[START]

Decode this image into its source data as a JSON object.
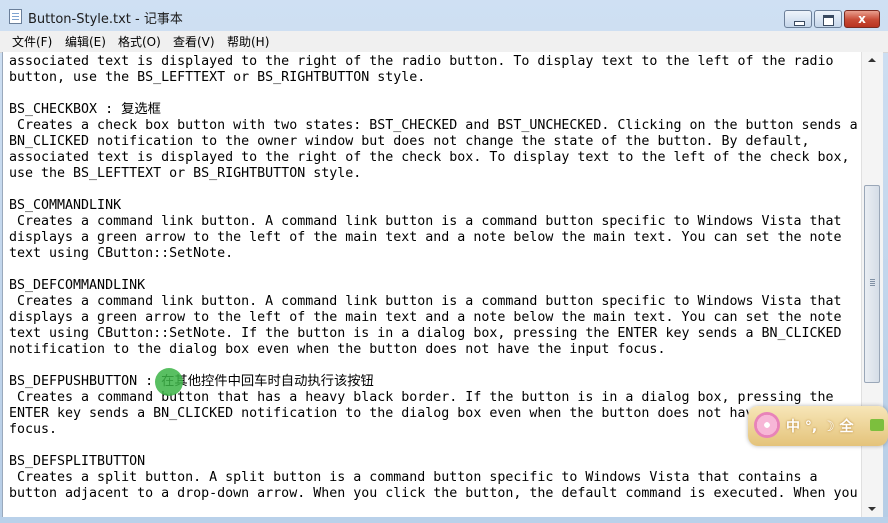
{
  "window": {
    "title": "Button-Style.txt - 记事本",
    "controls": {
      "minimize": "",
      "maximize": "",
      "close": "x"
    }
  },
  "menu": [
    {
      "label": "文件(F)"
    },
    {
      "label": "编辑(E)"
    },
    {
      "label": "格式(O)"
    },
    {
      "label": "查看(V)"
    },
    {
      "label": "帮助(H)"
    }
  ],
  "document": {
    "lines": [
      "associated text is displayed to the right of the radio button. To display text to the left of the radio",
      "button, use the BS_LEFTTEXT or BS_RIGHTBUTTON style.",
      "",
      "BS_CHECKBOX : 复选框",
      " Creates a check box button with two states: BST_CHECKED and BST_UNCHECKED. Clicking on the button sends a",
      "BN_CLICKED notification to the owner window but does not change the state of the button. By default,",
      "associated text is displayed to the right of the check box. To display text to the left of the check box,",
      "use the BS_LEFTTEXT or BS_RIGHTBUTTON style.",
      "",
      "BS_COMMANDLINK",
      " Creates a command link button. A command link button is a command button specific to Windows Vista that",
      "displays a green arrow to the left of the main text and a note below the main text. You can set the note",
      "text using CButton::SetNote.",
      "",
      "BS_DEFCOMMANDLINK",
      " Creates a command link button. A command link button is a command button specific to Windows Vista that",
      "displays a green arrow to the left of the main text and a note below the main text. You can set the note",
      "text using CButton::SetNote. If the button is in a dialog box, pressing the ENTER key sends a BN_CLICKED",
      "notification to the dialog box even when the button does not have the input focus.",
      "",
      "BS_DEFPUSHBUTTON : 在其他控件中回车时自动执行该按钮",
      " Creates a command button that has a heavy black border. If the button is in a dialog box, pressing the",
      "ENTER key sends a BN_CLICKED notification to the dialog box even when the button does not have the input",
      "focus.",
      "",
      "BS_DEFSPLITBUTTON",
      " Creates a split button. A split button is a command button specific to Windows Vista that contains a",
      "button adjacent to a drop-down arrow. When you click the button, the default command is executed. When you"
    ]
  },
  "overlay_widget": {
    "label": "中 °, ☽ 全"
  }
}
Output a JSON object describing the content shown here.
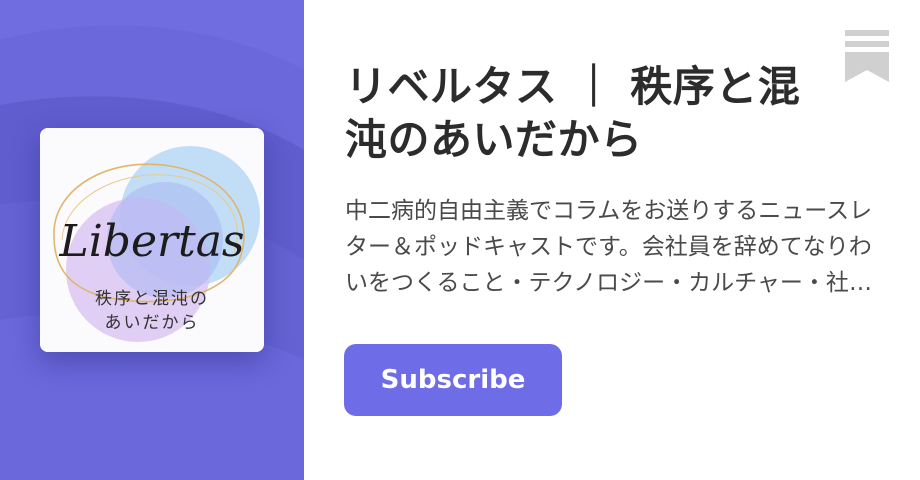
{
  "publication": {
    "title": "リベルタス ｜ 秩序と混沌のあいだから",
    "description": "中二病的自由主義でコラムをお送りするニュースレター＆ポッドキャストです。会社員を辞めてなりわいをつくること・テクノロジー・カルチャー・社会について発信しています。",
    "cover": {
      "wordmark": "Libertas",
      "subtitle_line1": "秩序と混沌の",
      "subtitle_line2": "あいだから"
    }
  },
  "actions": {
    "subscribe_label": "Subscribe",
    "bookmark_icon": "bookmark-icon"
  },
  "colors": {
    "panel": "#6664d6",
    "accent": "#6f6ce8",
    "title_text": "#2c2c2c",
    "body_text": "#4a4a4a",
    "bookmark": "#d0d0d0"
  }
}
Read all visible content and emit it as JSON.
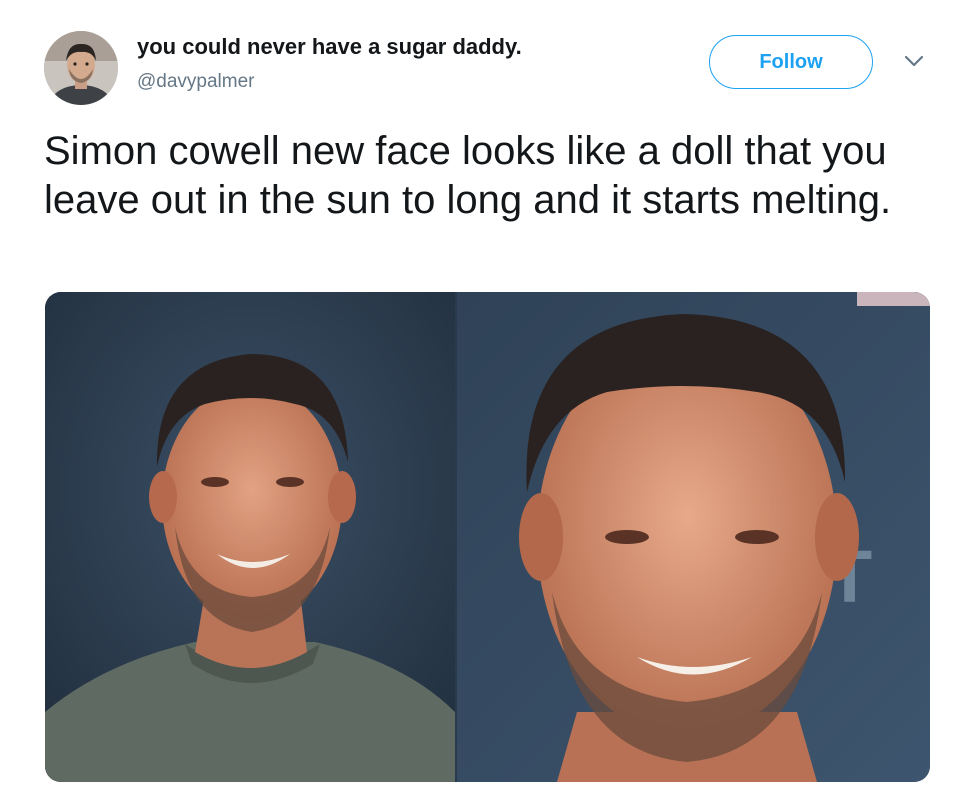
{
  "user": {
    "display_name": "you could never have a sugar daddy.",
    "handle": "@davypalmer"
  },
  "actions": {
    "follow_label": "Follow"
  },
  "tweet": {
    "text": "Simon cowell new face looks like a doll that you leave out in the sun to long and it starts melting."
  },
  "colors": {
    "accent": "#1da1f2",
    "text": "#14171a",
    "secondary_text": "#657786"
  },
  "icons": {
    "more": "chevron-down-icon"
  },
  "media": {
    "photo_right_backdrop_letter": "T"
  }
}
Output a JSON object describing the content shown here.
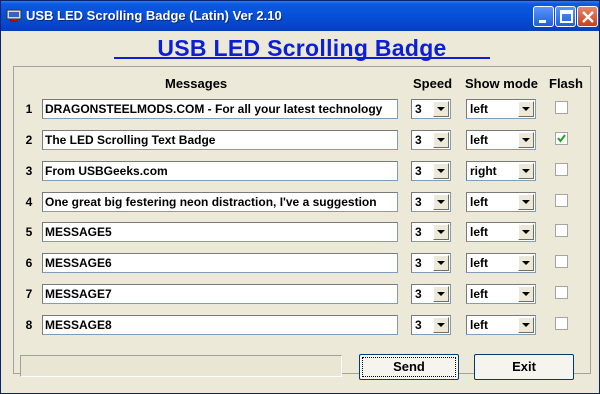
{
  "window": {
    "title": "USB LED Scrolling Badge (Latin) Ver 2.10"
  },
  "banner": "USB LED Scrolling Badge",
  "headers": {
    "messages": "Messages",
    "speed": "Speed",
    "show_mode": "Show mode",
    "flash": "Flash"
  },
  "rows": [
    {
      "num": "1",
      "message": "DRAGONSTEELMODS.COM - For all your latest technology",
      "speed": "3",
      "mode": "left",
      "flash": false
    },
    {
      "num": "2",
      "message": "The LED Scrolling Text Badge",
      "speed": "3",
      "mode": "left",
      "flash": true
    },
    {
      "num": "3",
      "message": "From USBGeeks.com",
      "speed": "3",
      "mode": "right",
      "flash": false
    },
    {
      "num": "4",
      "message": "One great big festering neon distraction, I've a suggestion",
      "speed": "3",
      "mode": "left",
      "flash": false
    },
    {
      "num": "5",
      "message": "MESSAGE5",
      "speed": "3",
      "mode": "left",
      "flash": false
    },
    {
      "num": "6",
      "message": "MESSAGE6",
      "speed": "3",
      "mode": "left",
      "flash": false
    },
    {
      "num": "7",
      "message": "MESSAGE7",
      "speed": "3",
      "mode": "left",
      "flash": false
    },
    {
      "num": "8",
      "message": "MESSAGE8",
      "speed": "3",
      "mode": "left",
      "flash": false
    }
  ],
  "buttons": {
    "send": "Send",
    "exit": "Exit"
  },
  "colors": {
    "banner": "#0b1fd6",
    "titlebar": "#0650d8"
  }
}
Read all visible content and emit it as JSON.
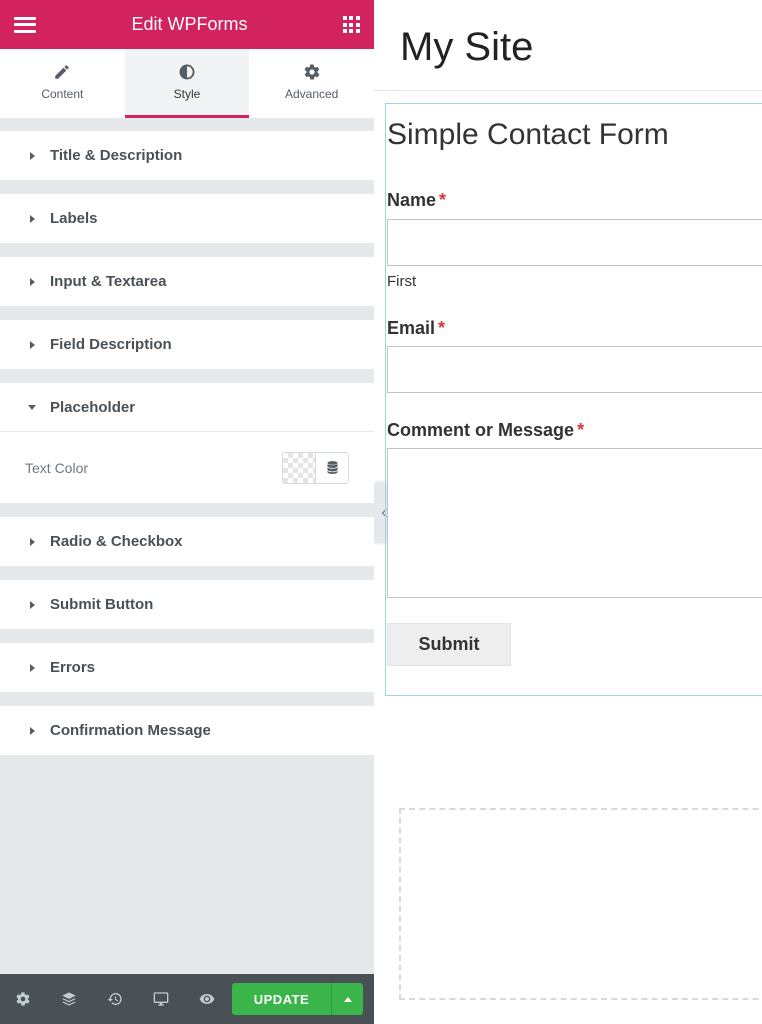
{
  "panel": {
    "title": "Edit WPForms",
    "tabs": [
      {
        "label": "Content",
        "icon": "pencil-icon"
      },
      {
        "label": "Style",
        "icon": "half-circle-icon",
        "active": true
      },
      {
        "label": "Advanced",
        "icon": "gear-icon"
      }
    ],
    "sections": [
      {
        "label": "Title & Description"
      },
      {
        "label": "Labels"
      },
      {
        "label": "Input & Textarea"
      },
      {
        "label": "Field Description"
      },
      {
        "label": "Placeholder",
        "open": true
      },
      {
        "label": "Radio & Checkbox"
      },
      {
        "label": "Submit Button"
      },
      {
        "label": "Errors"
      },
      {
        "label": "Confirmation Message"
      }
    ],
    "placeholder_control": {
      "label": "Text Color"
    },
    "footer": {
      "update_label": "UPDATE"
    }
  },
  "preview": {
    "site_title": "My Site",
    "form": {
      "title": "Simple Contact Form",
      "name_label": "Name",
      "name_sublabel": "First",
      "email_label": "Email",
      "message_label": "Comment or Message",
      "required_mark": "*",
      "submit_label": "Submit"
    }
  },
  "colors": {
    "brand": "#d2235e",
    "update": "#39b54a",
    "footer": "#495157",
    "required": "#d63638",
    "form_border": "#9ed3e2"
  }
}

[END]

* **What you will do**
Identify each line holding the string "displayed", and copy it out.

* **Complete answer**
      "associated text is displayed to the right of the radio button. To display text to the left of the radio",
      "associated text is displayed to the right of the check box. To display text to the left of the check box,",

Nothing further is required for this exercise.